◆ THE RECORDS ◆
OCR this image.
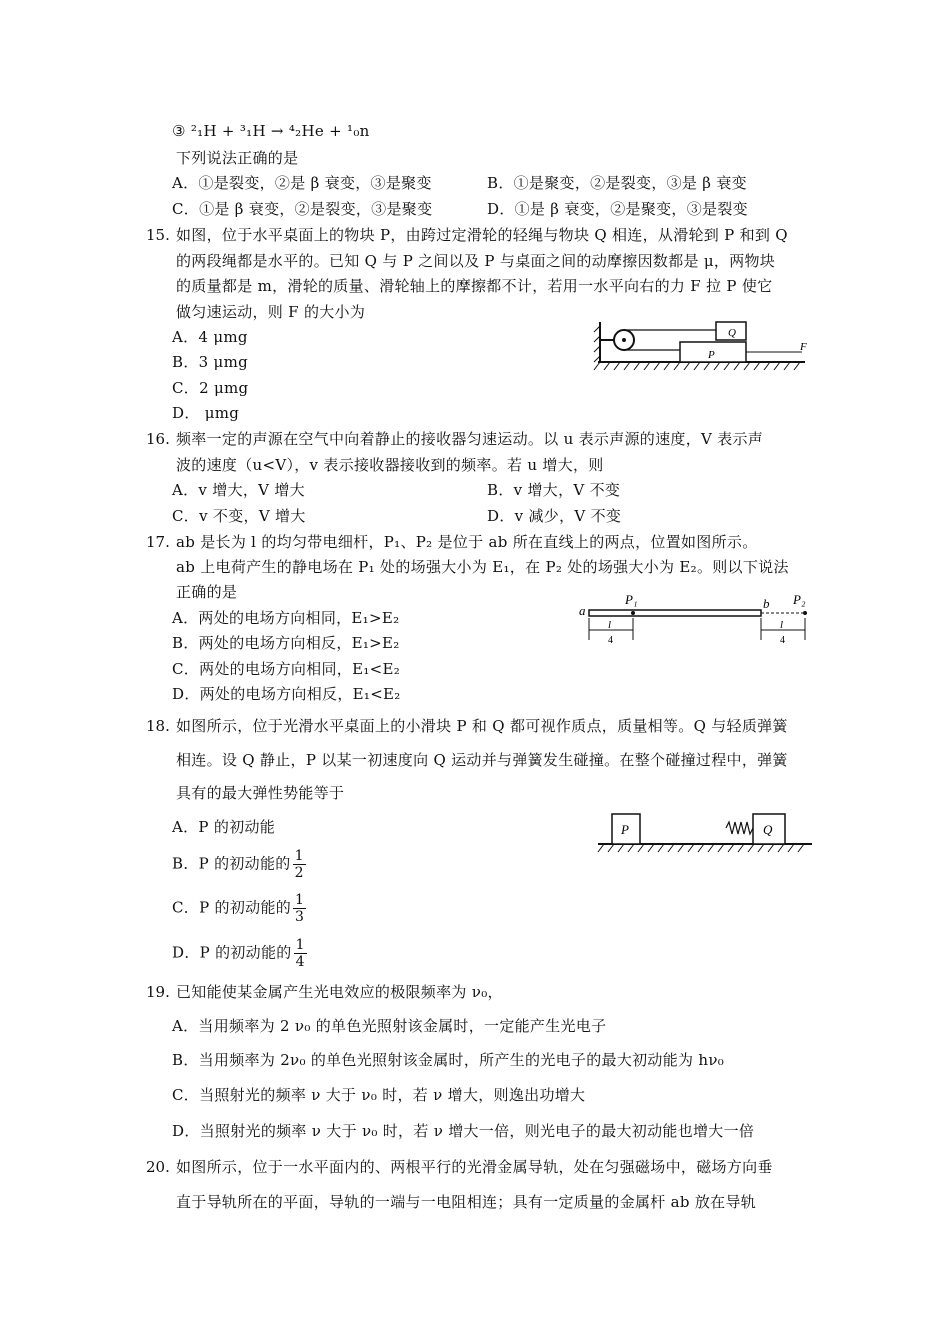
③ ²₁H + ³₁H → ⁴₂He + ¹₀n
下列说法正确的是
A．①是裂变，②是 β 衰变，③是聚变	B．①是聚变，②是裂变，③是 β 衰变
C．①是 β 衰变，②是裂变，③是聚变	D．①是 β 衰变，②是聚变，③是裂变
15. 如图，位于水平桌面上的物块 P，由跨过定滑轮的轻绳与物块 Q 相连，从滑轮到 P 和到 Q
的两段绳都是水平的。已知 Q 与 P 之间以及 P 与桌面之间的动摩擦因数都是 μ，两物块
的质量都是 m，滑轮的质量、滑轮轴上的摩擦都不计，若用一水平向右的力 F 拉 P 使它
做匀速运动，则 F 的大小为
A．4 μmg
B．3 μmg
C．2 μmg
D． μmg
Q
P
F
16. 频率一定的声源在空气中向着静止的接收器匀速运动。以 u 表示声源的速度，V 表示声
波的速度（u<V），v 表示接收器接收到的频率。若 u 增大，则
A．v 增大，V 增大	B．v 增大，V 不变
C．v 不变，V 增大	D．v 减少，V 不变
17. ab 是长为 l 的均匀带电细杆，P₁、P₂ 是位于 ab 所在直线上的两点，位置如图所示。
ab 上电荷产生的静电场在 P₁ 处的场强大小为 E₁，在 P₂ 处的场强大小为 E₂。则以下说法
正确的是
A．两处的电场方向相同，E₁>E₂
B．两处的电场方向相反，E₁>E₂
C．两处的电场方向相同，E₁<E₂
D．两处的电场方向相反，E₁<E₂
a	b
P₁	P₂
l
4
l
4
18. 如图所示，位于光滑水平桌面上的小滑块 P 和 Q 都可视作质点，质量相等。Q 与轻质弹簧
相连。设 Q 静止，P 以某一初速度向 Q 运动并与弹簧发生碰撞。在整个碰撞过程中，弹簧
具有的最大弹性势能等于
A．P 的初动能
B．P 的初动能的 $\frac{1}{2}$
C．P 的初动能的 $\frac{1}{3}$
D．P 的初动能的 $\frac{1}{4}$
P	Q
19. 已知能使某金属产生光电效应的极限频率为 ν₀，
A．当用频率为 2 ν₀ 的单色光照射该金属时，一定能产生光电子
B．当用频率为 2ν₀ 的单色光照射该金属时，所产生的光电子的最大初动能为 hν₀
C．当照射光的频率 ν 大于 ν₀ 时，若 ν 增大，则逸出功增大
D．当照射光的频率 ν 大于 ν₀ 时，若 ν 增大一倍，则光电子的最大初动能也增大一倍
20. 如图所示，位于一水平面内的、两根平行的光滑金属导轨，处在匀强磁场中，磁场方向垂
直于导轨所在的平面，导轨的一端与一电阻相连；具有一定质量的金属杆 ab 放在导轨
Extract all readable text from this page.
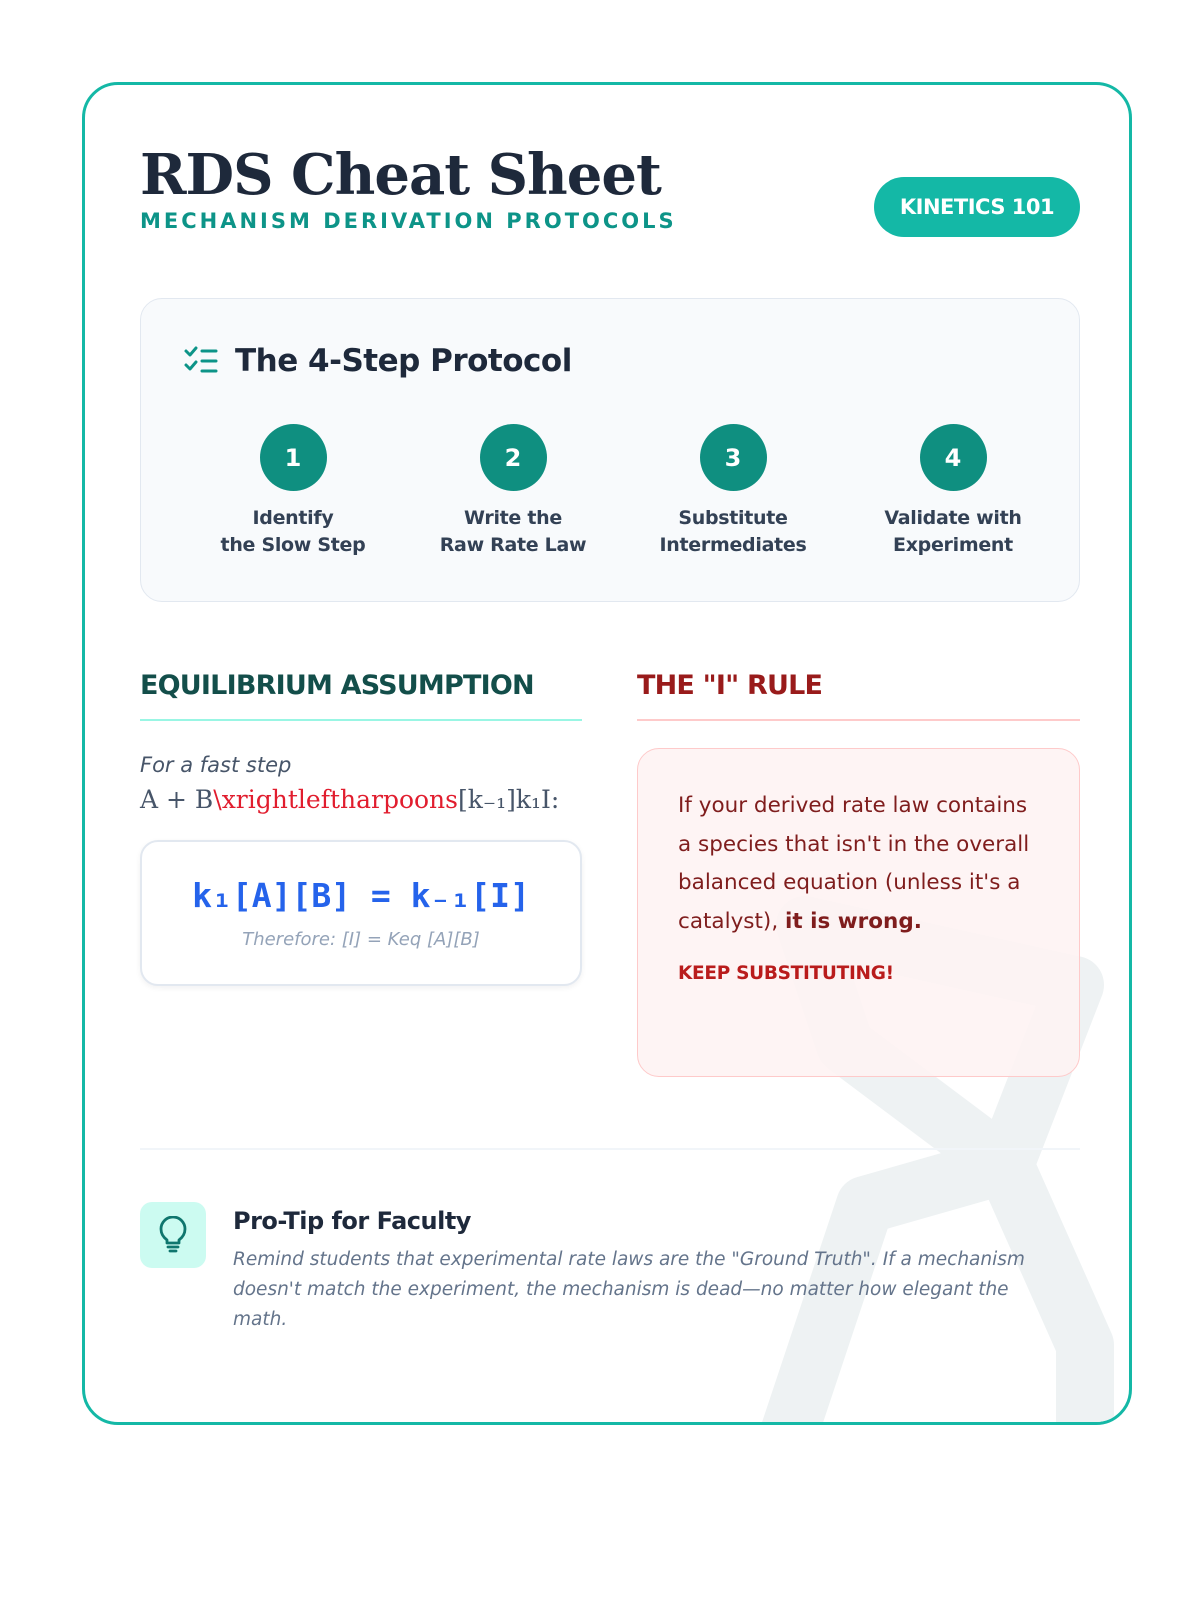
RDS Cheat Sheet
MECHANISM DERIVATION PROTOCOLS
KINETICS 101
The 4-Step Protocol
1
Identify
the Slow Step
2
Write the
Raw Rate Law
3
Substitute
Intermediates
4
Validate with
Experiment
EQUILIBRIUM ASSUMPTION
For a fast step
A + B\xrightleftharpoons[k₋₁]k₁I:
k₁[A][B] = k₋₁[I]
Therefore: [I] = Keq [A][B]
THE "I" RULE
If your derived rate law contains a species that isn't in the overall balanced equation (unless it's a catalyst), it is wrong.
KEEP SUBSTITUTING!
Pro-Tip for Faculty
Remind students that experimental rate laws are the "Ground Truth". If a mechanism doesn't match the experiment, the mechanism is dead—no matter how elegant the math.
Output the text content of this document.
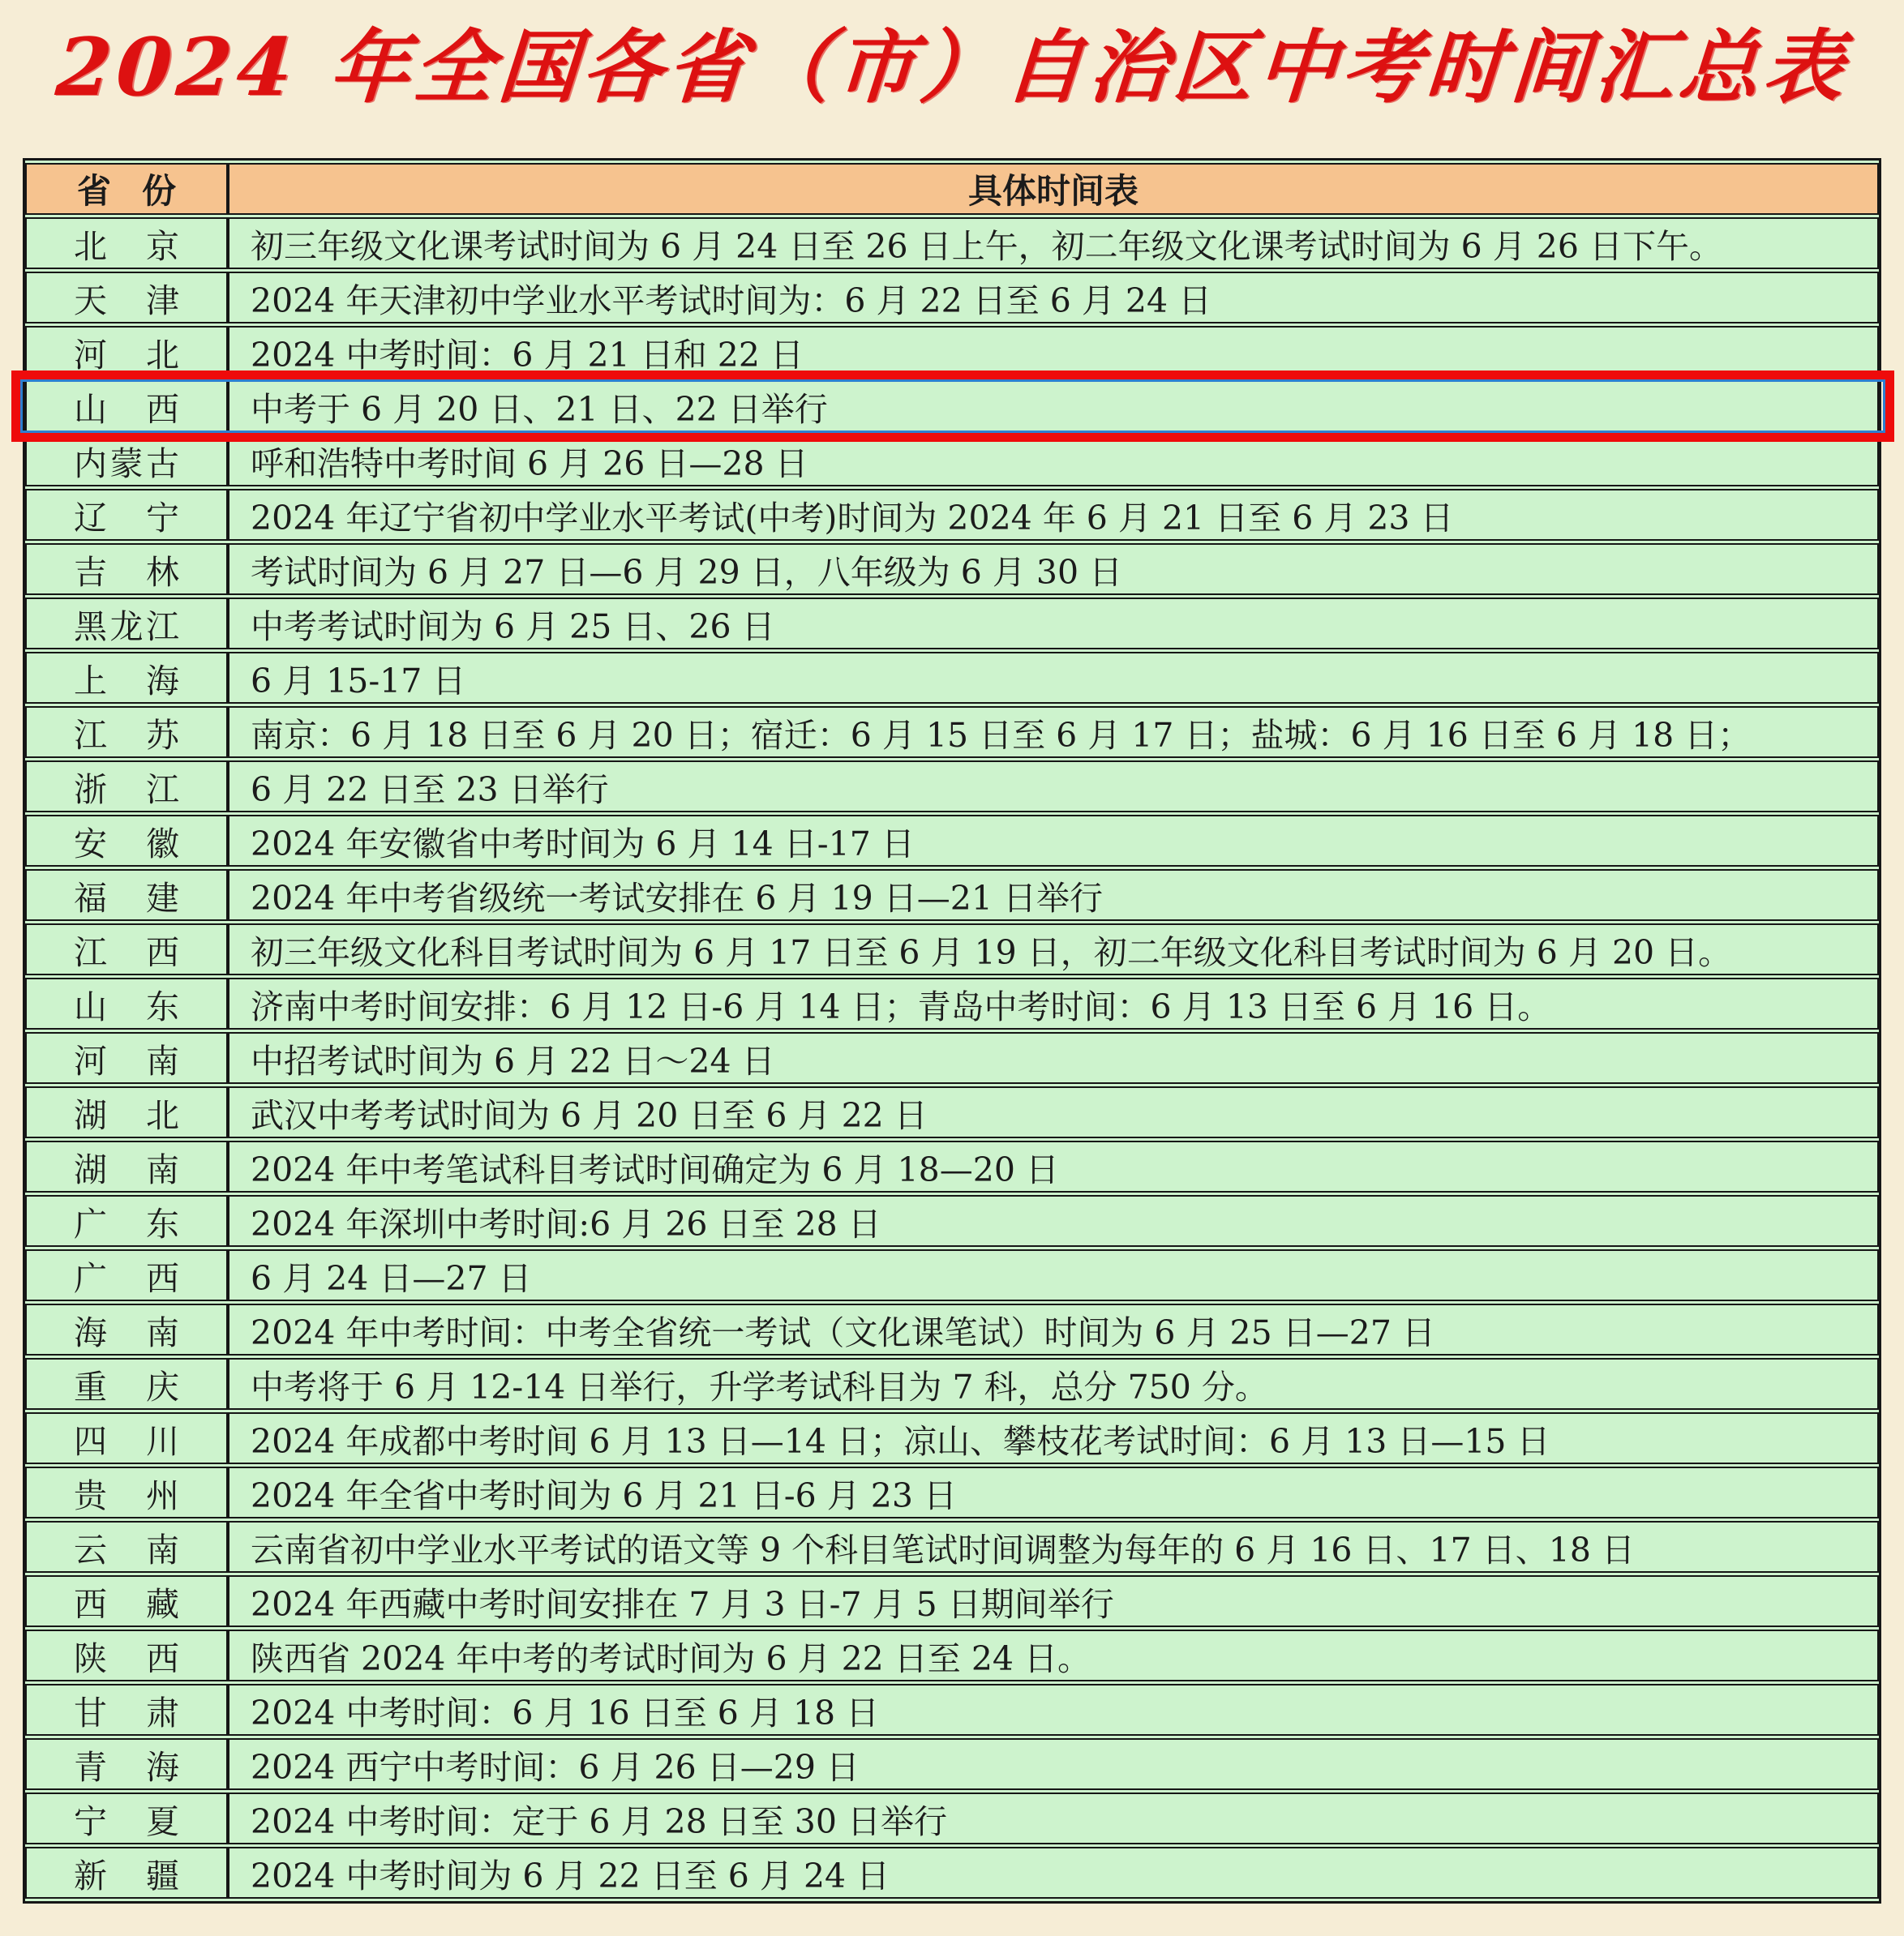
2024 年全国各省（市）自治区中考时间汇总表
省份	具体时间表
北京	初三年级文化课考试时间为 6 月 24 日至 26 日上午，初二年级文化课考试时间为 6 月 26 日下午。
天津	2024 年天津初中学业水平考试时间为：6 月 22 日至 6 月 24 日
河北	2024 中考时间：6 月 21 日和 22 日
山西	中考于 6 月 20 日、21 日、22 日举行
内蒙古	呼和浩特中考时间 6 月 26 日—28 日
辽宁	2024 年辽宁省初中学业水平考试(中考)时间为 2024 年 6 月 21 日至 6 月 23 日
吉林	考试时间为 6 月 27 日—6 月 29 日，八年级为 6 月 30 日
黑龙江	中考考试时间为 6 月 25 日、26 日
上海	6 月 15-17 日
江苏	南京：6 月 18 日至 6 月 20 日；宿迁：6 月 15 日至 6 月 17 日；盐城：6 月 16 日至 6 月 18 日；
浙江	6 月 22 日至 23 日举行
安徽	2024 年安徽省中考时间为 6 月 14 日-17 日
福建	2024 年中考省级统一考试安排在 6 月 19 日—21 日举行
江西	初三年级文化科目考试时间为 6 月 17 日至 6 月 19 日，初二年级文化科目考试时间为 6 月 20 日。
山东	济南中考时间安排：6 月 12 日-6 月 14 日；青岛中考时间：6 月 13 日至 6 月 16 日。
河南	中招考试时间为 6 月 22 日～24 日
湖北	武汉中考考试时间为 6 月 20 日至 6 月 22 日
湖南	2024 年中考笔试科目考试时间确定为 6 月 18—20 日
广东	2024 年深圳中考时间:6 月 26 日至 28 日
广西	6 月 24 日—27 日
海南	2024 年中考时间：中考全省统一考试（文化课笔试）时间为 6 月 25 日—27 日
重庆	中考将于 6 月 12-14 日举行，升学考试科目为 7 科，总分 750 分。
四川	2024 年成都中考时间 6 月 13 日—14 日；凉山、攀枝花考试时间：6 月 13 日—15 日
贵州	2024 年全省中考时间为 6 月 21 日-6 月 23 日
云南	云南省初中学业水平考试的语文等 9 个科目笔试时间调整为每年的 6 月 16 日、17 日、18 日
西藏	2024 年西藏中考时间安排在 7 月 3 日-7 月 5 日期间举行
陕西	陕西省 2024 年中考的考试时间为 6 月 22 日至 24 日。
甘肃	2024 中考时间：6 月 16 日至 6 月 18 日
青海	2024 西宁中考时间：6 月 26 日—29 日
宁夏	2024 中考时间：定于 6 月 28 日至 30 日举行
新疆	2024 中考时间为 6 月 22 日至 6 月 24 日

◆ EXERCISE ◆
Starting at the line that contains "Output the text content of this document.", write out every line through the end of the entries, both ends included, without any pictures.

◆ IN RESPONSE ◆
Output the text content of this document.
2024 年全国各省（市）自治区中考时间汇总表
省份	具体时间表
北京	初三年级文化课考试时间为 6 月 24 日至 26 日上午，初二年级文化课考试时间为 6 月 26 日下午。
天津	2024 年天津初中学业水平考试时间为：6 月 22 日至 6 月 24 日
河北	2024 中考时间：6 月 21 日和 22 日
山西	中考于 6 月 20 日、21 日、22 日举行
内蒙古	呼和浩特中考时间 6 月 26 日—28 日
辽宁	2024 年辽宁省初中学业水平考试(中考)时间为 2024 年 6 月 21 日至 6 月 23 日
吉林	考试时间为 6 月 27 日—6 月 29 日，八年级为 6 月 30 日
黑龙江	中考考试时间为 6 月 25 日、26 日
上海	6 月 15-17 日
江苏	南京：6 月 18 日至 6 月 20 日；宿迁：6 月 15 日至 6 月 17 日；盐城：6 月 16 日至 6 月 18 日；
浙江	6 月 22 日至 23 日举行
安徽	2024 年安徽省中考时间为 6 月 14 日-17 日
福建	2024 年中考省级统一考试安排在 6 月 19 日—21 日举行
江西	初三年级文化科目考试时间为 6 月 17 日至 6 月 19 日，初二年级文化科目考试时间为 6 月 20 日。
山东	济南中考时间安排：6 月 12 日-6 月 14 日；青岛中考时间：6 月 13 日至 6 月 16 日。
河南	中招考试时间为 6 月 22 日～24 日
湖北	武汉中考考试时间为 6 月 20 日至 6 月 22 日
湖南	2024 年中考笔试科目考试时间确定为 6 月 18—20 日
广东	2024 年深圳中考时间:6 月 26 日至 28 日
广西	6 月 24 日—27 日
海南	2024 年中考时间：中考全省统一考试（文化课笔试）时间为 6 月 25 日—27 日
重庆	中考将于 6 月 12-14 日举行，升学考试科目为 7 科，总分 750 分。
四川	2024 年成都中考时间 6 月 13 日—14 日；凉山、攀枝花考试时间：6 月 13 日—15 日
贵州	2024 年全省中考时间为 6 月 21 日-6 月 23 日
云南	云南省初中学业水平考试的语文等 9 个科目笔试时间调整为每年的 6 月 16 日、17 日、18 日
西藏	2024 年西藏中考时间安排在 7 月 3 日-7 月 5 日期间举行
陕西	陕西省 2024 年中考的考试时间为 6 月 22 日至 24 日。
甘肃	2024 中考时间：6 月 16 日至 6 月 18 日
青海	2024 西宁中考时间：6 月 26 日—29 日
宁夏	2024 中考时间：定于 6 月 28 日至 30 日举行
新疆	2024 中考时间为 6 月 22 日至 6 月 24 日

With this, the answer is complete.